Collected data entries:
________

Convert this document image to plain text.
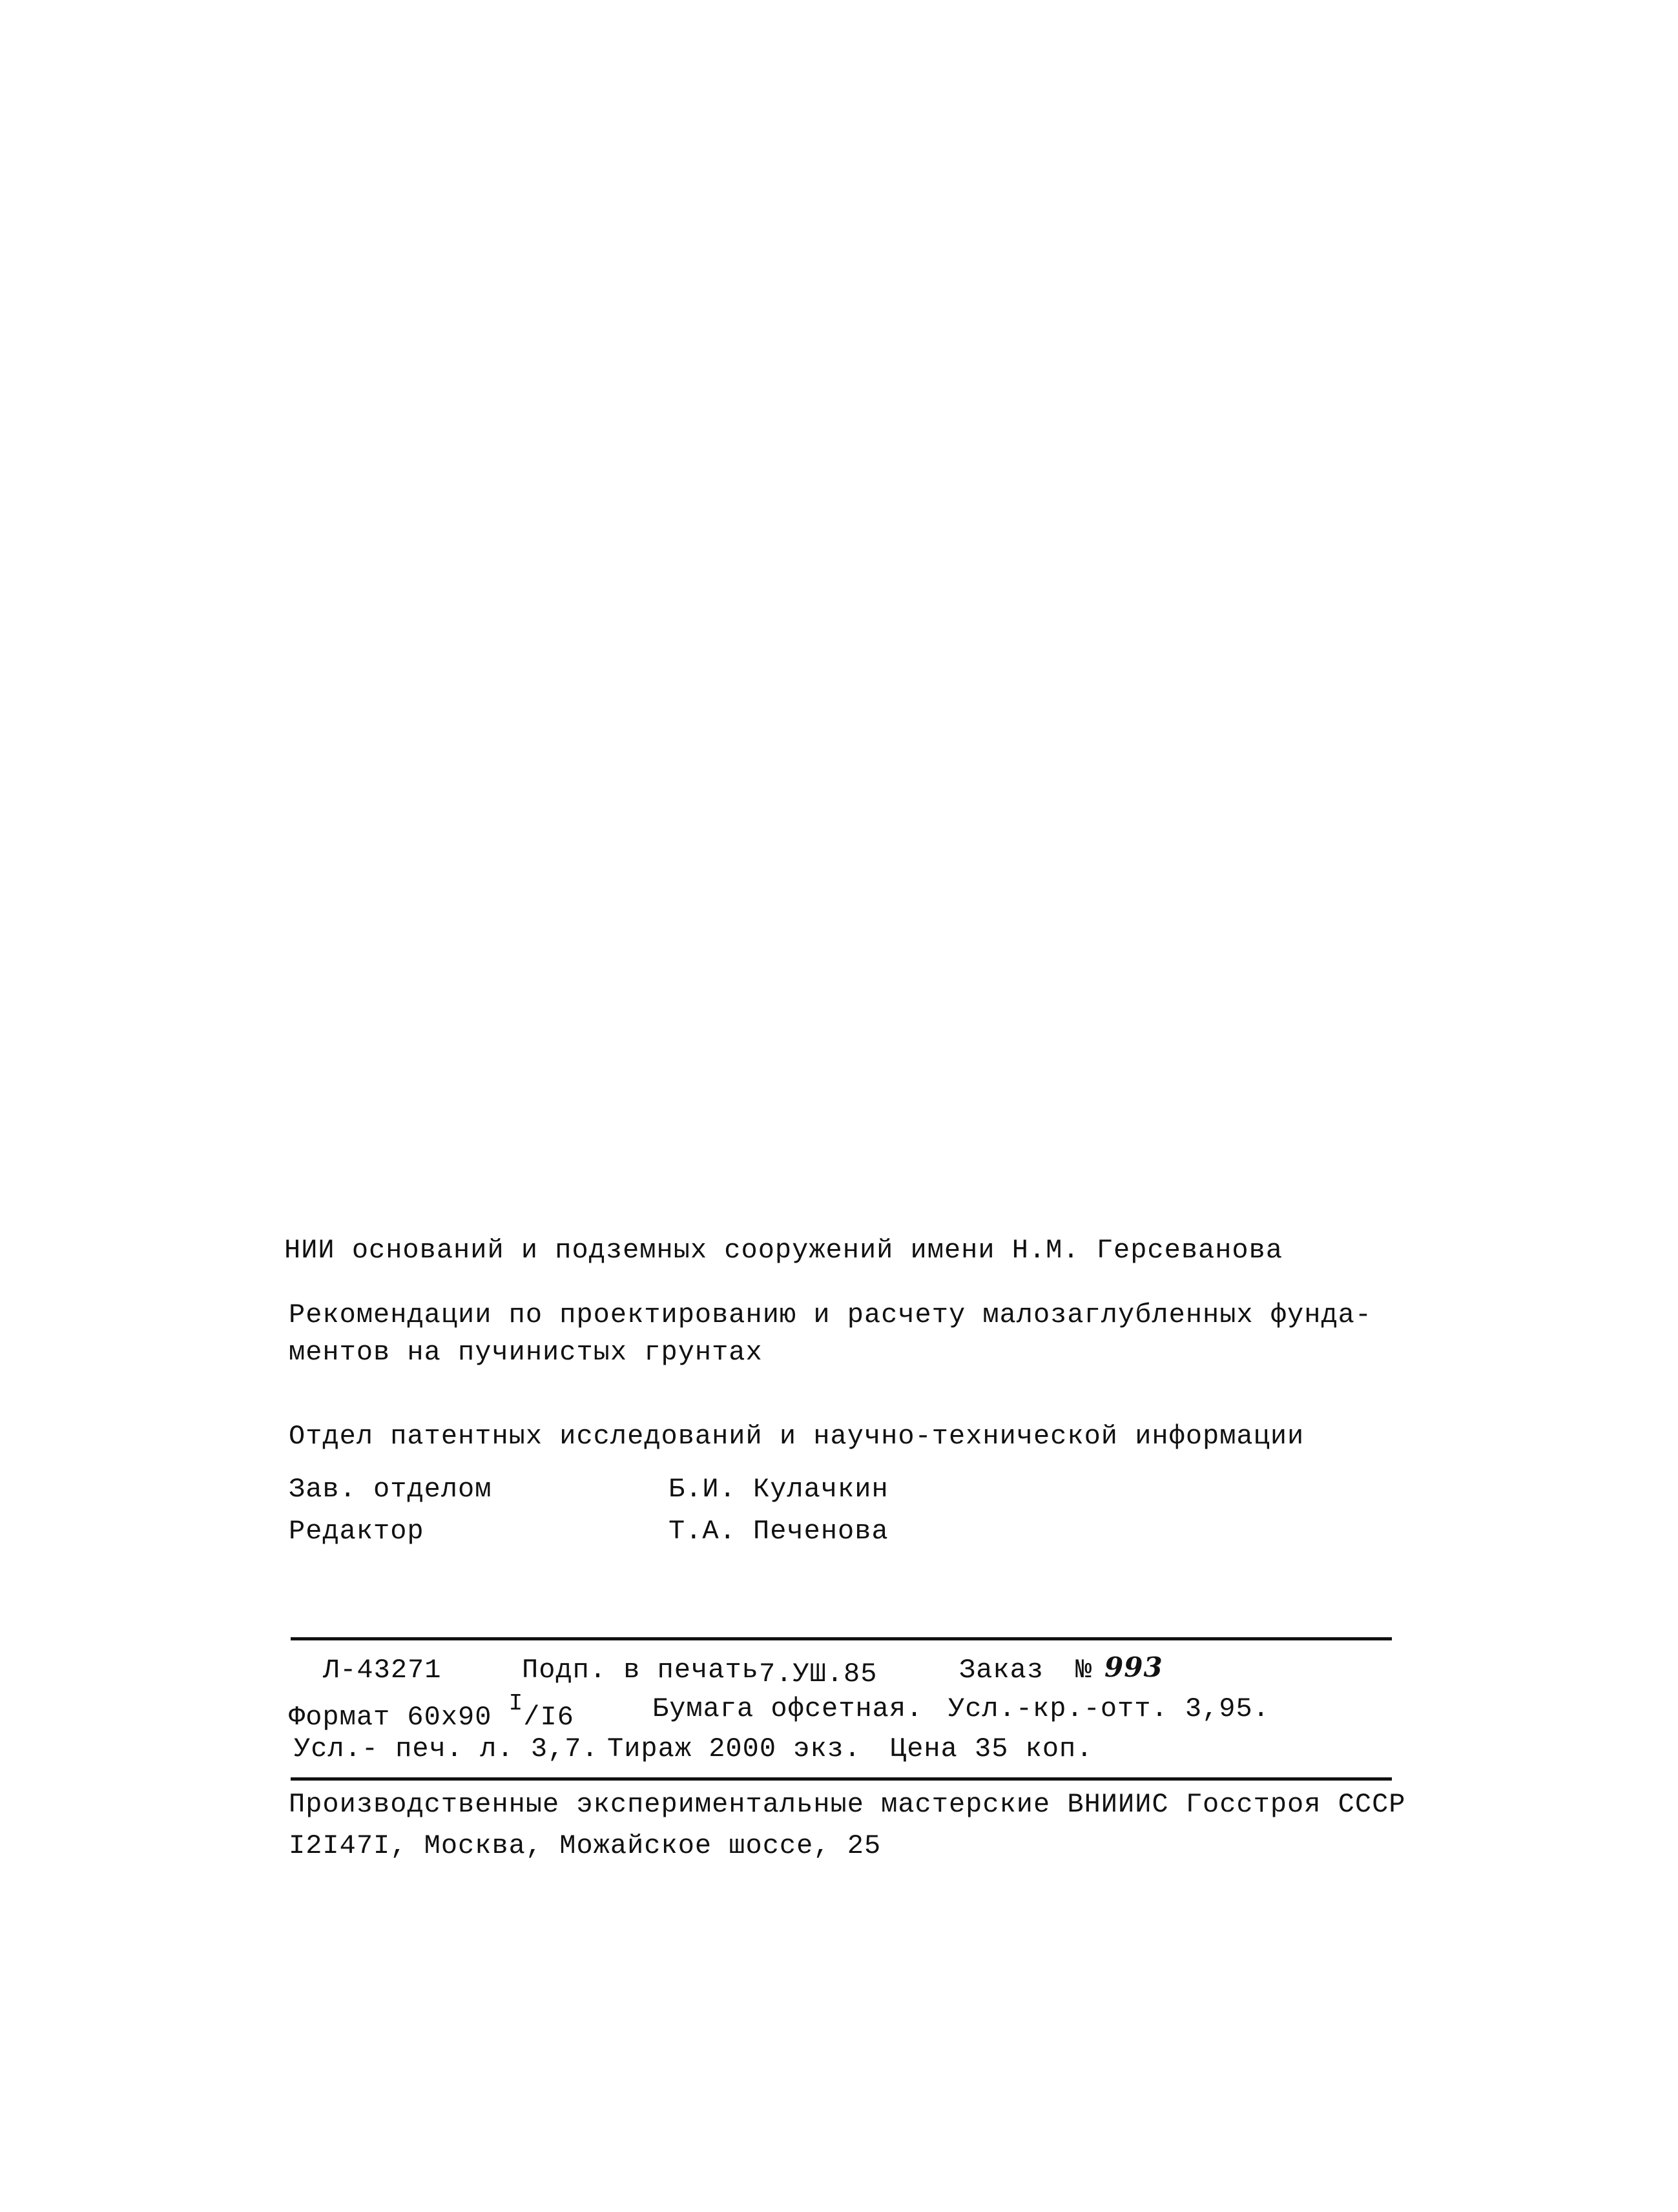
НИИ оснований и подземных сооружений имени Н.М. Герсеванова
Рекомендации по проектированию и расчету малозаглубленных фунда-
ментов на пучинистых грунтах
Отдел патентных исследований и научно-технической информации
Зав. отделом	Б.И. Кулачкин
Редактор	Т.А. Печенова
Л-43271	Подп. в печать 7.УШ.85	Заказ № 993
Формат 60х90 $^I$/I6	Бумага офсетная. Усл.-кр.-отт. 3,95.
Усл.- печ. л. 3,7. Тираж 2000 экз. Цена 35 коп.
Производственные экспериментальные мастерские ВНИИИС Госстроя СССР
I2I47I, Москва, Можайское шоссе, 25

________

## EXERCISE DESCRIPTION
Exact duplication of all the records is required; pictures are omitted from the copy.

## CORRECT RESPONSE
Convert this document image to plain text.
НИИ оснований и подземных сооружений имени Н.М. Герсеванова
Рекомендации по проектированию и расчету малозаглубленных фунда-
ментов на пучинистых грунтах
Отдел патентных исследований и научно-технической информации
Зав. отделом	Б.И. Кулачкин
Редактор	Т.А. Печенова
Л-43271	Подп. в печать 7.УШ.85	Заказ № 993
Формат 60х90 $^I$/I6	Бумага офсетная. Усл.-кр.-отт. 3,95.
Усл.- печ. л. 3,7. Тираж 2000 экз. Цена 35 коп.
Производственные экспериментальные мастерские ВНИИИС Госстроя СССР
I2I47I, Москва, Можайское шоссе, 25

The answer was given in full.